GIVEN INFORMATION:
========
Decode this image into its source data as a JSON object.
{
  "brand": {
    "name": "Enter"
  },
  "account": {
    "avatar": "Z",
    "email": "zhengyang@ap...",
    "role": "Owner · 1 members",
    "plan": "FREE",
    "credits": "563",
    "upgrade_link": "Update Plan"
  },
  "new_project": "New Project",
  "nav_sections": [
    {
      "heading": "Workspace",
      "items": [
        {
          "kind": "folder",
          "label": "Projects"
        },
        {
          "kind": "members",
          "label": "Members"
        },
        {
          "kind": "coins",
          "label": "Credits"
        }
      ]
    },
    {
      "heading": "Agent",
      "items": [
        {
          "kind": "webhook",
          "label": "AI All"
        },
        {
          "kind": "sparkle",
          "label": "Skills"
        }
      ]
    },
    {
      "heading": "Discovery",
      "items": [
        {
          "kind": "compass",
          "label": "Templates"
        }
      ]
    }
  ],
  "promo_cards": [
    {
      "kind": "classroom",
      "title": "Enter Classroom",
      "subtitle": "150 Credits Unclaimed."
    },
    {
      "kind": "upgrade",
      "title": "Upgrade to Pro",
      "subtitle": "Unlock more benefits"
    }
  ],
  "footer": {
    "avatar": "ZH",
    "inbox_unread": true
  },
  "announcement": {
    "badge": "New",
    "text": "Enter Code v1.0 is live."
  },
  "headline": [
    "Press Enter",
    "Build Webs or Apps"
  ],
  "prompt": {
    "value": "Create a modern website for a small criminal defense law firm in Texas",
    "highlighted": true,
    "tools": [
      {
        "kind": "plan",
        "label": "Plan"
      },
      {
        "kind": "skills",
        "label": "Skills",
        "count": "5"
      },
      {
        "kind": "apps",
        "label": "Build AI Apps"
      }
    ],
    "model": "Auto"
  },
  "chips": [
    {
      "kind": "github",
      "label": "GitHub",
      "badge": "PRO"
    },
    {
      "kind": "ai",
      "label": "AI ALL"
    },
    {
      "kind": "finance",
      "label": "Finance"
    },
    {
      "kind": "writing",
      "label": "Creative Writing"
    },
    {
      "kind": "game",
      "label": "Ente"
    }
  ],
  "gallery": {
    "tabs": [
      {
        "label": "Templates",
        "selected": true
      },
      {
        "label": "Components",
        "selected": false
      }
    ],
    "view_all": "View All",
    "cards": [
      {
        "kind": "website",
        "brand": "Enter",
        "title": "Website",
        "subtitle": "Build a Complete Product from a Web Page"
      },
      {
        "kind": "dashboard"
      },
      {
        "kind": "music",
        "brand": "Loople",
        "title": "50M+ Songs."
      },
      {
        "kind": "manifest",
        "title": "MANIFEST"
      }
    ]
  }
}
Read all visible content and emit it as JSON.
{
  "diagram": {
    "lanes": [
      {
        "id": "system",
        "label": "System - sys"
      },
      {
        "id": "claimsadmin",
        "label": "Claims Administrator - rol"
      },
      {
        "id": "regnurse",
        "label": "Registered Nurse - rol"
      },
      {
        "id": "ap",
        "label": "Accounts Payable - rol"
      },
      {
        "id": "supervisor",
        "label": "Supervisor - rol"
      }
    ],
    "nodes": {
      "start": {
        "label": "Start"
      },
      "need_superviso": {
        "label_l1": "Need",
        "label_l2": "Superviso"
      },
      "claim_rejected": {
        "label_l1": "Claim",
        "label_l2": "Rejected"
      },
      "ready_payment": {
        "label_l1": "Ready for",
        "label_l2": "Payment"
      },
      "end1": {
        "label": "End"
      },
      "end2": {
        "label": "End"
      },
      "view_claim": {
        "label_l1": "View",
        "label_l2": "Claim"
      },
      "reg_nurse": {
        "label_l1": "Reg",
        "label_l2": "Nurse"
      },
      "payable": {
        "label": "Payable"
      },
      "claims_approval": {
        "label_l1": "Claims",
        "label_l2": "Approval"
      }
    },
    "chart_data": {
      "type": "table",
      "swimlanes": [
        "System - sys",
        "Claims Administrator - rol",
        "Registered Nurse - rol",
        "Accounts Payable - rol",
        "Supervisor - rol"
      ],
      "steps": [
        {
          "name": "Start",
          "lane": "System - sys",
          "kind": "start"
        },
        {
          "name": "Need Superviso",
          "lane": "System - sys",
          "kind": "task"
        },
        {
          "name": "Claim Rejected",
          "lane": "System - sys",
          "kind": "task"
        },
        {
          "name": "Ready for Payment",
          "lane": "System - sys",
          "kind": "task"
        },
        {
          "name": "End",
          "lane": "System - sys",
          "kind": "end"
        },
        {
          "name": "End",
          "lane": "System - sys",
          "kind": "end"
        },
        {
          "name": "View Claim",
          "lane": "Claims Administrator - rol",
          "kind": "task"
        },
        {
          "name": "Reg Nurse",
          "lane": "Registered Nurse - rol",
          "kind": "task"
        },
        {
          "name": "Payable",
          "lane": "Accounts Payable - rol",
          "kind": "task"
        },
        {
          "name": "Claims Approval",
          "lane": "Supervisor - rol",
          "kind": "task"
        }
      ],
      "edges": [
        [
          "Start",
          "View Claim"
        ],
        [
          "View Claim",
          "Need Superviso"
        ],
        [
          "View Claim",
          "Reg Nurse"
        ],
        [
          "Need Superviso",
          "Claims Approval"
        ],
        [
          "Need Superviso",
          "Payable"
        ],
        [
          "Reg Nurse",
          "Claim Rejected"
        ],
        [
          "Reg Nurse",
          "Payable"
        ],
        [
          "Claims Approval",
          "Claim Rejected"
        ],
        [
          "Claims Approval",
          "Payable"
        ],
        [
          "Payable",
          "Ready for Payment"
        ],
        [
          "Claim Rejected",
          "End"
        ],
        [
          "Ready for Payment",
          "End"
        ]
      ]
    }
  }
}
========
BRIEF:
Copy whichever lines in the listing above contain the word "subtitle".

CORRECT OUTPUT:
      "subtitle": "150 Credits Unclaimed."
      "subtitle": "Unlock more benefits"
        "subtitle": "Build a Complete Product from a Web Page"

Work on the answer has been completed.